• Working data:
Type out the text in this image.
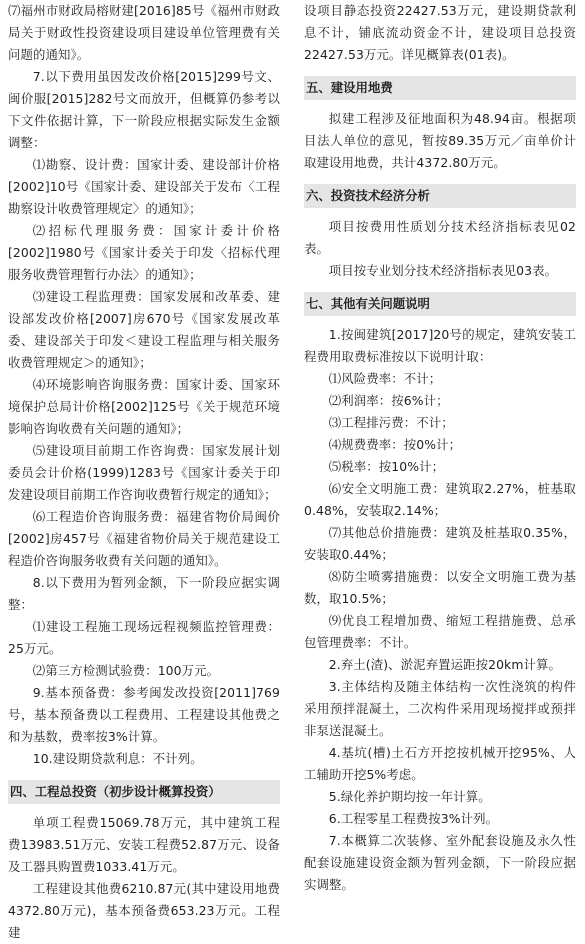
⑺福州市财政局榕财建[2016]85号《福州市财政局关于财政性投资建设项目建设单位管理费有关问题的通知》。

7.以下费用虽因发改价格[2015]299号文、闽价服[2015]282号文而放开，但概算仍参考以下文件依据计算，下一阶段应根据实际发生金额调整：

⑴勘察、设计费：国家计委、建设部计价格[2002]10号《国家计委、建设部关于发布〈工程勘察设计收费管理规定〉的通知》；

⑵招标代理服务费：国家计委计价格[2002]1980号《国家计委关于印发〈招标代理服务收费管理暂行办法〉的通知》；

⑶建设工程监理费：国家发展和改革委、建设部发改价格[2007]房670号《国家发展改革委、建设部关于印发＜建设工程监理与相关服务收费管理规定＞的通知》；

⑷环境影响咨询服务费：国家计委、国家环境保护总局计价格[2002]125号《关于规范环境影响咨询收费有关问题的通知》；

⑸建设项目前期工作咨询费：国家发展计划委员会计价格(1999)1283号《国家计委关于印发建设项目前期工作咨询收费暂行规定的通知》；

⑹工程造价咨询服务费：福建省物价局闽价[2002]房457号《福建省物价局关于规范建设工程造价咨询服务收费有关问题的通知》。

8.以下费用为暂列金额，下一阶段应据实调整：

⑴建设工程施工现场远程视频监控管理费：25万元。

⑵第三方检测试验费：100万元。

9.基本预备费：参考闽发改投资[2011]769号，基本预备费以工程费用、工程建设其他费之和为基数，费率按3%计算。

10.建设期贷款利息：不计列。

四、工程总投资（初步设计概算投资）

单项工程费15069.78万元，其中建筑工程费13983.51万元、安装工程费52.87万元、设备及工器具购置费1033.41万元。

工程建设其他费6210.87元(其中建设用地费4372.80万元)，基本预备费653.23万元。工程建

设项目静态投资22427.53万元，建设期贷款利息不计，铺底流动资金不计，建设项目总投资22427.53万元。详见概算表(01表)。

五、建设用地费

拟建工程涉及征地面积为48.94亩。根据项目法人单位的意见，暂按89.35万元／亩单价计取建设用地费，共计4372.80万元。

六、投资技术经济分析

项目按费用性质划分技术经济指标表见02表。

项目按专业划分技术经济指标表见03表。

七、其他有关问题说明

1.按闽建筑[2017]20号的规定，建筑安装工程费用取费标准按以下说明计取：

⑴风险费率：不计；

⑵利润率：按6%计；

⑶工程排污费：不计；

⑷规费费率：按0%计；

⑸税率：按10%计；

⑹安全文明施工费：建筑取2.27%，桩基取0.48%，安装取2.14%；

⑺其他总价措施费：建筑及桩基取0.35%，安装取0.44%；

⑻防尘喷雾措施费：以安全文明施工费为基数，取10.5%；

⑼优良工程增加费、缩短工程措施费、总承包管理费率：不计。

2.弃土(渣)、淤泥弃置运距按20km计算。

3.主体结构及随主体结构一次性浇筑的构件采用预拌混凝土，二次构件采用现场搅拌或预拌非泵送混凝土。

4.基坑(槽)土石方开挖按机械开挖95%、人工辅助开挖5%考虑。

5.绿化养护期均按一年计算。

6.工程零星工程费按3%计列。

7.本概算二次装修、室外配套设施及永久性配套设施建设资金额为暂列金额，下一阶段应据实调整。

• Task prompt:
Return the records exactly. Don't carry the pictures over.

• Full response:
Type out the text in this image.
⑺福州市财政局榕财建[2016]85号《福州市财政局关于财政性投资建设项目建设单位管理费有关问题的通知》。

7.以下费用虽因发改价格[2015]299号文、闽价服[2015]282号文而放开，但概算仍参考以下文件依据计算，下一阶段应根据实际发生金额调整：

⑴勘察、设计费：国家计委、建设部计价格[2002]10号《国家计委、建设部关于发布〈工程勘察设计收费管理规定〉的通知》；

⑵招标代理服务费：国家计委计价格[2002]1980号《国家计委关于印发〈招标代理服务收费管理暂行办法〉的通知》；

⑶建设工程监理费：国家发展和改革委、建设部发改价格[2007]房670号《国家发展改革委、建设部关于印发＜建设工程监理与相关服务收费管理规定＞的通知》；

⑷环境影响咨询服务费：国家计委、国家环境保护总局计价格[2002]125号《关于规范环境影响咨询收费有关问题的通知》；

⑸建设项目前期工作咨询费：国家发展计划委员会计价格(1999)1283号《国家计委关于印发建设项目前期工作咨询收费暂行规定的通知》；

⑹工程造价咨询服务费：福建省物价局闽价[2002]房457号《福建省物价局关于规范建设工程造价咨询服务收费有关问题的通知》。

8.以下费用为暂列金额，下一阶段应据实调整：

⑴建设工程施工现场远程视频监控管理费：25万元。

⑵第三方检测试验费：100万元。

9.基本预备费：参考闽发改投资[2011]769号，基本预备费以工程费用、工程建设其他费之和为基数，费率按3%计算。

10.建设期贷款利息：不计列。

四、工程总投资（初步设计概算投资）

单项工程费15069.78万元，其中建筑工程费13983.51万元、安装工程费52.87万元、设备及工器具购置费1033.41万元。

工程建设其他费6210.87元(其中建设用地费4372.80万元)，基本预备费653.23万元。工程建

设项目静态投资22427.53万元，建设期贷款利息不计，铺底流动资金不计，建设项目总投资22427.53万元。详见概算表(01表)。

五、建设用地费

拟建工程涉及征地面积为48.94亩。根据项目法人单位的意见，暂按89.35万元／亩单价计取建设用地费，共计4372.80万元。

六、投资技术经济分析

项目按费用性质划分技术经济指标表见02表。

项目按专业划分技术经济指标表见03表。

七、其他有关问题说明

1.按闽建筑[2017]20号的规定，建筑安装工程费用取费标准按以下说明计取：

⑴风险费率：不计；

⑵利润率：按6%计；

⑶工程排污费：不计；

⑷规费费率：按0%计；

⑸税率：按10%计；

⑹安全文明施工费：建筑取2.27%，桩基取0.48%，安装取2.14%；

⑺其他总价措施费：建筑及桩基取0.35%，安装取0.44%；

⑻防尘喷雾措施费：以安全文明施工费为基数，取10.5%；

⑼优良工程增加费、缩短工程措施费、总承包管理费率：不计。

2.弃土(渣)、淤泥弃置运距按20km计算。

3.主体结构及随主体结构一次性浇筑的构件采用预拌混凝土，二次构件采用现场搅拌或预拌非泵送混凝土。

4.基坑(槽)土石方开挖按机械开挖95%、人工辅助开挖5%考虑。

5.绿化养护期均按一年计算。

6.工程零星工程费按3%计列。

7.本概算二次装修、室外配套设施及永久性配套设施建设资金额为暂列金额，下一阶段应据实调整。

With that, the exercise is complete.